EXTRACTED ENTRIES =>
__________________________________________________
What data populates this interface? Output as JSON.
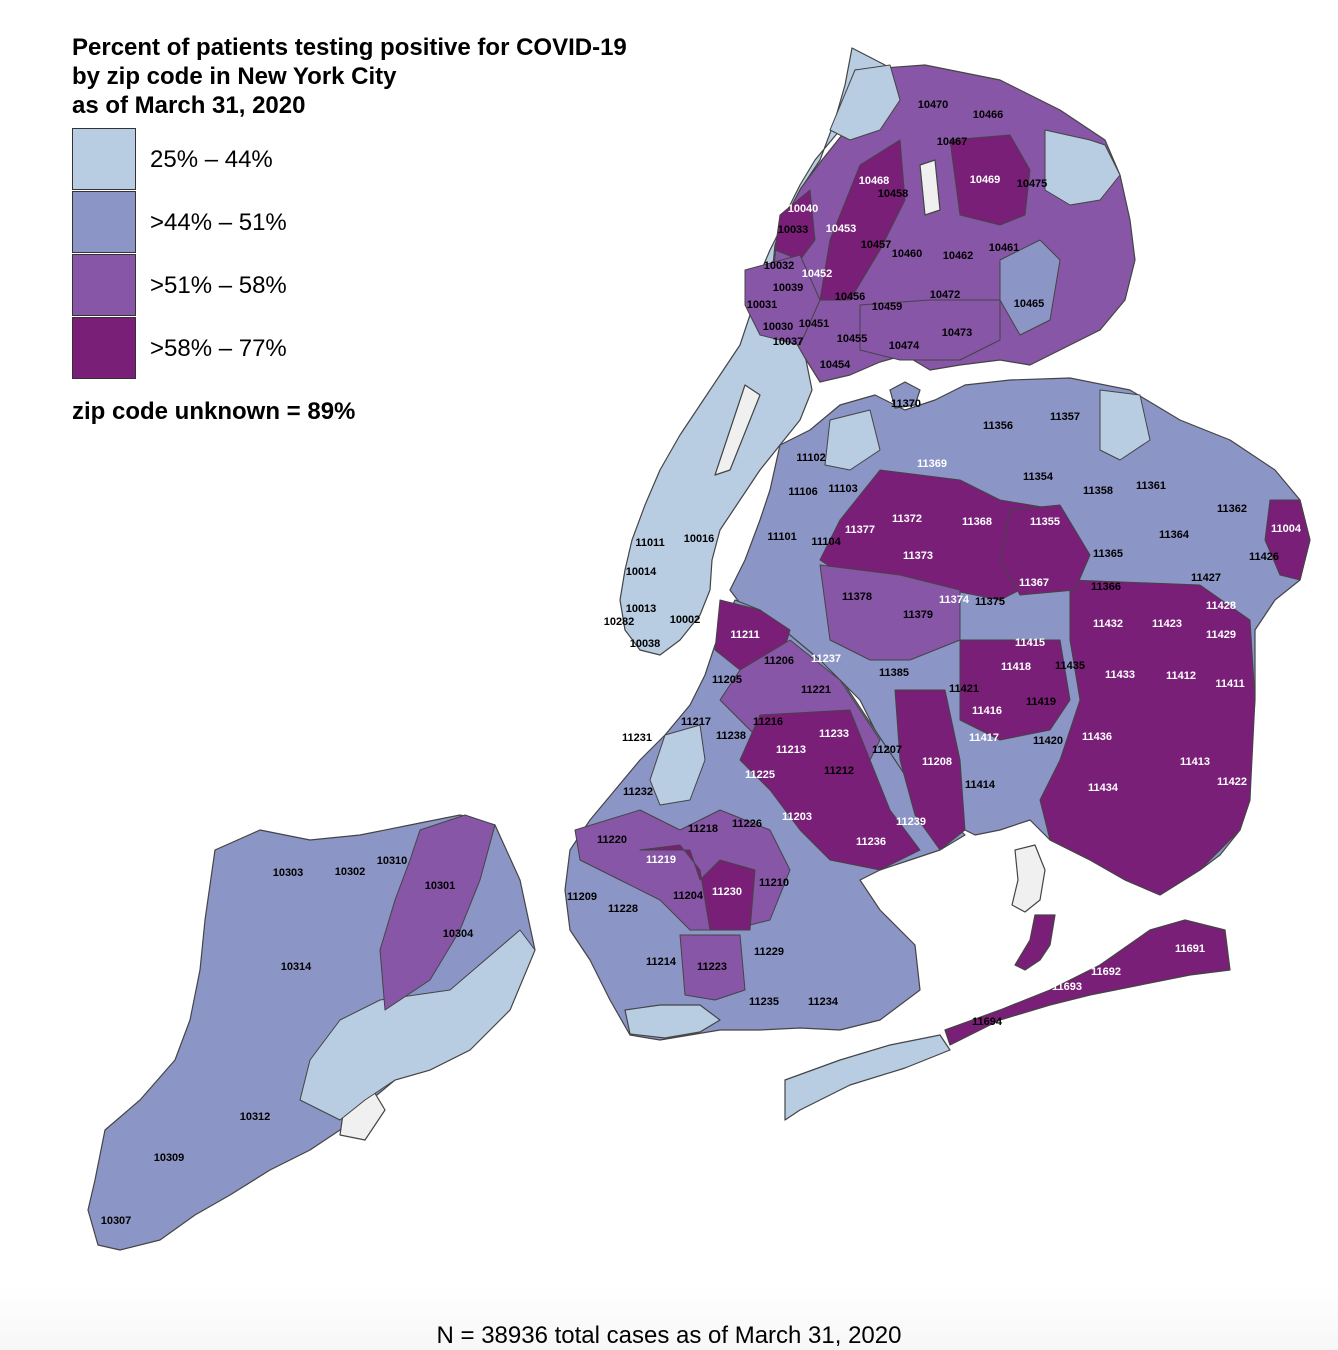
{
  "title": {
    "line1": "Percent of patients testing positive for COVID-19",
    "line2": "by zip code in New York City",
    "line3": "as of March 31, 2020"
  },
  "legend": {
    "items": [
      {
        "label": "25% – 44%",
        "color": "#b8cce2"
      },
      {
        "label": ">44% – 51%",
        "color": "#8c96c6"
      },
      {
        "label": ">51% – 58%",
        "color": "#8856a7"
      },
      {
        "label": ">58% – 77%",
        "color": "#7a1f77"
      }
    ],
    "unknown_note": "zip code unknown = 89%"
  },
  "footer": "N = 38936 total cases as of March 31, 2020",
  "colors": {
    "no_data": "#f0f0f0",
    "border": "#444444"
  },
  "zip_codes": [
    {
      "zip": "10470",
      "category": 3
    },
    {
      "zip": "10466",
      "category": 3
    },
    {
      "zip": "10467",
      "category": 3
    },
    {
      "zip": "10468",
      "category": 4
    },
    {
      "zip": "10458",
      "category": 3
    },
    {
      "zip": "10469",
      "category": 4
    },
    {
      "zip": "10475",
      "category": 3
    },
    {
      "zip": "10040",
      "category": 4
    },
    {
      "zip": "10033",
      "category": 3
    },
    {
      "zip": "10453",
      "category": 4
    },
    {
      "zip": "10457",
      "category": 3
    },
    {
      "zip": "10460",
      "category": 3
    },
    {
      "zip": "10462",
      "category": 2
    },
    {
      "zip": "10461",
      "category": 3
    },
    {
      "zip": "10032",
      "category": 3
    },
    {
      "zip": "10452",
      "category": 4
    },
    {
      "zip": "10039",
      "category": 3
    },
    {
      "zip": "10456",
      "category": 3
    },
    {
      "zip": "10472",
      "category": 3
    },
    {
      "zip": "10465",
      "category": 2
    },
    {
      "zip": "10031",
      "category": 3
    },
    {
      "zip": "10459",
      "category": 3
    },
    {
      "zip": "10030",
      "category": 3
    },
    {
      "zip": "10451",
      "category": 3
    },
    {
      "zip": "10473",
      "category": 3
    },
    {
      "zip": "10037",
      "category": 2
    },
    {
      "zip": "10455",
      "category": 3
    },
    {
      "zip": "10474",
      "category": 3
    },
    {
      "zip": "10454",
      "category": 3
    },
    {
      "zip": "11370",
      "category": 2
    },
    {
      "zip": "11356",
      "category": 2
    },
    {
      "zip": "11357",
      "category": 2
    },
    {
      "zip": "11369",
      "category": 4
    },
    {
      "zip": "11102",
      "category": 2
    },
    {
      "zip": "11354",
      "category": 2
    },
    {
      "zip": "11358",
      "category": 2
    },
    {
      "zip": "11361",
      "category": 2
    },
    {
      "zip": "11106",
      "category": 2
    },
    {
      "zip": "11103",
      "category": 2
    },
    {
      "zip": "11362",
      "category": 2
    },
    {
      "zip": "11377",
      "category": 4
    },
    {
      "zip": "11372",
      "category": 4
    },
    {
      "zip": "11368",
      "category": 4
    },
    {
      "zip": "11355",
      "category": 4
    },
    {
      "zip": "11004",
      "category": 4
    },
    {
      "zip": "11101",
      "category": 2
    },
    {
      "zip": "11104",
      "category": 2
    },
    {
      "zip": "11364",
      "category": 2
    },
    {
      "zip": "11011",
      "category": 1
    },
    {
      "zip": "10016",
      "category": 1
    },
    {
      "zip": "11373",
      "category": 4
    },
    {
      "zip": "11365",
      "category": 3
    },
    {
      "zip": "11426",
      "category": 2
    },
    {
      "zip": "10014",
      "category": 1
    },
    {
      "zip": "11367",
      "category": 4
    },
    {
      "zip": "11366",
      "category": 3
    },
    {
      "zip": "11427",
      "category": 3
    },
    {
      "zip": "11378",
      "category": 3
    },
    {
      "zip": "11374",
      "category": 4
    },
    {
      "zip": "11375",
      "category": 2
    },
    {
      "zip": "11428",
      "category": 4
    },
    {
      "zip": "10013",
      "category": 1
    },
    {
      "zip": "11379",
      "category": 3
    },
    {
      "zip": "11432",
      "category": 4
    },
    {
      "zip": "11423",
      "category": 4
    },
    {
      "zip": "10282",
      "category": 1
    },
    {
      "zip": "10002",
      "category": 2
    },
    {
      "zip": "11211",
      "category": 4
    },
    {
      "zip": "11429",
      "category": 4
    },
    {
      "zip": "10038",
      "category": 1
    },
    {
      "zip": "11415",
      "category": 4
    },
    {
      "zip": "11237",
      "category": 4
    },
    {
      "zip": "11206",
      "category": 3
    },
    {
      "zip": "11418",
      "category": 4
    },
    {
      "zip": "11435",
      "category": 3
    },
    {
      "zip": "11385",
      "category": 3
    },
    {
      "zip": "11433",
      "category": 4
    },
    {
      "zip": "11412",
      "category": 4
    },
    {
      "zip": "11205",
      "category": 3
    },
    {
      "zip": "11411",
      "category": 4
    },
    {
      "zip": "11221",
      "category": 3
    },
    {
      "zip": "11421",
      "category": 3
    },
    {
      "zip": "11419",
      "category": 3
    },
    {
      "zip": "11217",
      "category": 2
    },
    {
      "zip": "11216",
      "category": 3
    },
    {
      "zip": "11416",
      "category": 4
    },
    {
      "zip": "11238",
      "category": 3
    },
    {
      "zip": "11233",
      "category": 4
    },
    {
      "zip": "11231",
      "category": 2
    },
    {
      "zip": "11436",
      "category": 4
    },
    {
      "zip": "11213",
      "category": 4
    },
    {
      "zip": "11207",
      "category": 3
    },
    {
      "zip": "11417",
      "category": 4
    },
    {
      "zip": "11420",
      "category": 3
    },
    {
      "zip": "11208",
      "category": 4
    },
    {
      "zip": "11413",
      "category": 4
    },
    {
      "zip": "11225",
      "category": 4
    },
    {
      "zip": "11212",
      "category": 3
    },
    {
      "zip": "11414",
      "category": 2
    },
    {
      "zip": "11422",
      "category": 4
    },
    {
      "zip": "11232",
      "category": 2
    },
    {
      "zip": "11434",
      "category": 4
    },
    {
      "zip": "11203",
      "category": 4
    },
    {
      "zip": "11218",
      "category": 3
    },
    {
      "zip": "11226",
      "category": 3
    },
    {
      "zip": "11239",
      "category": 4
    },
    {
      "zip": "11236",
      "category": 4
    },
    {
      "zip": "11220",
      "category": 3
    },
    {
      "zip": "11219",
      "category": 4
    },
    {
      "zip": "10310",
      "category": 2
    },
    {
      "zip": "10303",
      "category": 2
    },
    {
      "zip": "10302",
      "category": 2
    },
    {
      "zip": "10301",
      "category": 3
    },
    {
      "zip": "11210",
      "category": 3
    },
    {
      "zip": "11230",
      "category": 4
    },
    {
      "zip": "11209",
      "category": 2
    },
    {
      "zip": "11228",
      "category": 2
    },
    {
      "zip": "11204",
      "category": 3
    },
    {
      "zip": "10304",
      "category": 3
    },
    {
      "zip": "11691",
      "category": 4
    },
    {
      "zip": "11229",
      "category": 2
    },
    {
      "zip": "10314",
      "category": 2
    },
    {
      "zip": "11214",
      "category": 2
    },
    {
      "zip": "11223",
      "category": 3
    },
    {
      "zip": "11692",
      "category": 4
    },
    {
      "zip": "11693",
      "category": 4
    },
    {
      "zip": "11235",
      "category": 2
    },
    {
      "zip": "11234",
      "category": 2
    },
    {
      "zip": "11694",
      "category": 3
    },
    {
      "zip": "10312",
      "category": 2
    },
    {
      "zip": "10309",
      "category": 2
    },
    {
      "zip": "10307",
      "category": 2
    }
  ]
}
__________________________________________________
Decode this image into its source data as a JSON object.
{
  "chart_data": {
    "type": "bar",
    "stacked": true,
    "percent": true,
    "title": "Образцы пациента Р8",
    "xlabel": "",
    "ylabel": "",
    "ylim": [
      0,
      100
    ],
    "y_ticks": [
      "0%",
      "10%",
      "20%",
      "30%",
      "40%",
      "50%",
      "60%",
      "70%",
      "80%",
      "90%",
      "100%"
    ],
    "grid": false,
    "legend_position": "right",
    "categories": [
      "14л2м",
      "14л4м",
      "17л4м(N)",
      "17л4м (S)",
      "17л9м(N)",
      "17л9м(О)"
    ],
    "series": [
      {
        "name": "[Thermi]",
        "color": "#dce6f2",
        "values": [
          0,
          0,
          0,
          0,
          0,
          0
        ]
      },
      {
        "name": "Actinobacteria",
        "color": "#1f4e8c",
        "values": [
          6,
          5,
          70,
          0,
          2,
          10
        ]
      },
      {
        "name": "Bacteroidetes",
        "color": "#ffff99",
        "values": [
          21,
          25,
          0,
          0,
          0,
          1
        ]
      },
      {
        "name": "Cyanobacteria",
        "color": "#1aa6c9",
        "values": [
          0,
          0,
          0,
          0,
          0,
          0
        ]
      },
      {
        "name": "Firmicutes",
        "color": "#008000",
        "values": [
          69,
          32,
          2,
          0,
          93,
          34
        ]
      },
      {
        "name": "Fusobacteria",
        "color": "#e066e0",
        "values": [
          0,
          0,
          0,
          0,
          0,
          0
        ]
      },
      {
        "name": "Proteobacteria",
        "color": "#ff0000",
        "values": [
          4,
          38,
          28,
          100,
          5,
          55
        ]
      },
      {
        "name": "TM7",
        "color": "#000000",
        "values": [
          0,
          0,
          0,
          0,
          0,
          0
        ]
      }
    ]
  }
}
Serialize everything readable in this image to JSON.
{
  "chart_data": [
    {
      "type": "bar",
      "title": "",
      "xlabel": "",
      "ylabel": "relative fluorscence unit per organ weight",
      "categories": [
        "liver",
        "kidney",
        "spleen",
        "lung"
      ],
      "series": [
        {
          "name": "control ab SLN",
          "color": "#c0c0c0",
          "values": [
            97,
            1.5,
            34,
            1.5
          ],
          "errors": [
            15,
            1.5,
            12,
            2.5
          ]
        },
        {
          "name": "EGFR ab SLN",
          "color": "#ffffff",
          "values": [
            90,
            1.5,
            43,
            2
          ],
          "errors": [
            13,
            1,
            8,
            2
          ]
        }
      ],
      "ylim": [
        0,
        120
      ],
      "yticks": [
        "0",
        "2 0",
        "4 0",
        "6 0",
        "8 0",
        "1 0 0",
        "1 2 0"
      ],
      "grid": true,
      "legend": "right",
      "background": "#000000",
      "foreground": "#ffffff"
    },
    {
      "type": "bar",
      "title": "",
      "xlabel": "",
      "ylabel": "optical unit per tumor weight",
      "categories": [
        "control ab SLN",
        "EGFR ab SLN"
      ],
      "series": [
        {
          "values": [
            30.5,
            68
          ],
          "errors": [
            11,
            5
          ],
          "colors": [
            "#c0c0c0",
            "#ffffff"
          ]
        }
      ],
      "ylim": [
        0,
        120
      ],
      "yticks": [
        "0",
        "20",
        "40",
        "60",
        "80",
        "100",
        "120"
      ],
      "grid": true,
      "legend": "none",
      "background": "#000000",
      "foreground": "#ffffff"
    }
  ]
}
__________________________________________________
TASK ITEM => Go through the records above and return every line that holds the string "name".

EXERCISE RESULT =>
        "name": "[Thermi]",
        "name": "Actinobacteria",
        "name": "Bacteroidetes",
        "name": "Cyanobacteria",
        "name": "Firmicutes",
        "name": "Fusobacteria",
        "name": "Proteobacteria",
        "name": "TM7",
          "name": "control ab SLN",
          "name": "EGFR ab SLN",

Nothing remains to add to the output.